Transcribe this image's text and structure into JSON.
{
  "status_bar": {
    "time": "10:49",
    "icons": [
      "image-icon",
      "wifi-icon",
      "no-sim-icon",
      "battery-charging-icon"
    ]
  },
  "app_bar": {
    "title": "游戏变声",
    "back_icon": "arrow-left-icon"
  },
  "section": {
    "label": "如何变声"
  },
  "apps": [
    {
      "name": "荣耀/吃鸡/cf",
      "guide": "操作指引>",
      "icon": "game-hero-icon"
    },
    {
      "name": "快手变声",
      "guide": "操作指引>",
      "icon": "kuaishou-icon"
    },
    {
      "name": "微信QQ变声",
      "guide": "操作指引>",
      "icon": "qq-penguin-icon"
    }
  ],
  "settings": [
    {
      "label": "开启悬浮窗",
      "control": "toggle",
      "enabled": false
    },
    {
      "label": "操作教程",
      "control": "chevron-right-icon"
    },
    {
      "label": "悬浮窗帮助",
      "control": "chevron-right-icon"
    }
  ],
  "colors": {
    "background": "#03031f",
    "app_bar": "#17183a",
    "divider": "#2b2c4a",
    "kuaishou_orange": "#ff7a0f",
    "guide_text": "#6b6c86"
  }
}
━━━
(Task) Write every line of the material above again, exactly.

(The reply)
Transcribe this image's text and structure into JSON.
{
  "status_bar": {
    "time": "10:49",
    "icons": [
      "image-icon",
      "wifi-icon",
      "no-sim-icon",
      "battery-charging-icon"
    ]
  },
  "app_bar": {
    "title": "游戏变声",
    "back_icon": "arrow-left-icon"
  },
  "section": {
    "label": "如何变声"
  },
  "apps": [
    {
      "name": "荣耀/吃鸡/cf",
      "guide": "操作指引>",
      "icon": "game-hero-icon"
    },
    {
      "name": "快手变声",
      "guide": "操作指引>",
      "icon": "kuaishou-icon"
    },
    {
      "name": "微信QQ变声",
      "guide": "操作指引>",
      "icon": "qq-penguin-icon"
    }
  ],
  "settings": [
    {
      "label": "开启悬浮窗",
      "control": "toggle",
      "enabled": false
    },
    {
      "label": "操作教程",
      "control": "chevron-right-icon"
    },
    {
      "label": "悬浮窗帮助",
      "control": "chevron-right-icon"
    }
  ],
  "colors": {
    "background": "#03031f",
    "app_bar": "#17183a",
    "divider": "#2b2c4a",
    "kuaishou_orange": "#ff7a0f",
    "guide_text": "#6b6c86"
  }
}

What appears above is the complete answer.